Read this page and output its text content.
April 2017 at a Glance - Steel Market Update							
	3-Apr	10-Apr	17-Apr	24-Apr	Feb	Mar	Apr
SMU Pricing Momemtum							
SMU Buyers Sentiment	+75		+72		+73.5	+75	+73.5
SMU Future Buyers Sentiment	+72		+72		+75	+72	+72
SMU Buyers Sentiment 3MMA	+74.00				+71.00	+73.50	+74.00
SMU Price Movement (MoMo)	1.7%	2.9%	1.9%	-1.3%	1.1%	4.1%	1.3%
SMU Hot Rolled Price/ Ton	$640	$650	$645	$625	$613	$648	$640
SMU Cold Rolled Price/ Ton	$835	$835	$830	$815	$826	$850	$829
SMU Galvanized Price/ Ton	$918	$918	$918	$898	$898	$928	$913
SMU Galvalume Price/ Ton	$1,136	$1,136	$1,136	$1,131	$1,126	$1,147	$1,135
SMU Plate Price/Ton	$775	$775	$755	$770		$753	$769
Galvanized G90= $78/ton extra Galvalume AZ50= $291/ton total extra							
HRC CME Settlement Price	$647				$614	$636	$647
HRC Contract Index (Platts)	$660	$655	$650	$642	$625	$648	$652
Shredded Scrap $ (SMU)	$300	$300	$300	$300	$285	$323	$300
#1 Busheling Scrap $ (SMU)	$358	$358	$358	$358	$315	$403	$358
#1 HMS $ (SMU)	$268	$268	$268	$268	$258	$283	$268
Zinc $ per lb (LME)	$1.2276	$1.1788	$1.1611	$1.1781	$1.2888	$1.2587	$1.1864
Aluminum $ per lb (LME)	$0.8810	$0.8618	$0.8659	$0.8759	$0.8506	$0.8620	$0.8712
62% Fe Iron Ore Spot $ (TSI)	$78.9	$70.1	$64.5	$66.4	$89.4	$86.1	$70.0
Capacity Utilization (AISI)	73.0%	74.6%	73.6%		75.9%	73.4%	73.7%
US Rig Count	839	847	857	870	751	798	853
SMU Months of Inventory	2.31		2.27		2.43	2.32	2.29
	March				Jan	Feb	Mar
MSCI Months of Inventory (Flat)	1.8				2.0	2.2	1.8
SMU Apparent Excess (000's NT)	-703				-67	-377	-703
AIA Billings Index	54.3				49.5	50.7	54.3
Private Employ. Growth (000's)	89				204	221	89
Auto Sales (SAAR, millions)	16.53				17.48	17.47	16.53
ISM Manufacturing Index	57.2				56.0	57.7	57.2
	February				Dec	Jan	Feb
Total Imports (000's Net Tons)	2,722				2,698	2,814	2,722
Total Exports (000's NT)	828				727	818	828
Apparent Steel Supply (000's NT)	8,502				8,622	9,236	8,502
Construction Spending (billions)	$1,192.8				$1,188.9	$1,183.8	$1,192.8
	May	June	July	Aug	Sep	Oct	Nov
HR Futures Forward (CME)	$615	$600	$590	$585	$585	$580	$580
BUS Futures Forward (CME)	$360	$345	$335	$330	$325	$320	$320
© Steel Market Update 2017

====================

EXERCISE GOAL: Scan the listing above and identify each line holding the string "Inventory"; copy every such line.

EXERCISE OUTPUT:
SMU Months of Inventory	2.31		2.27		2.43	2.32	2.29
MSCI Months of Inventory (Flat)	1.8				2.0	2.2	1.8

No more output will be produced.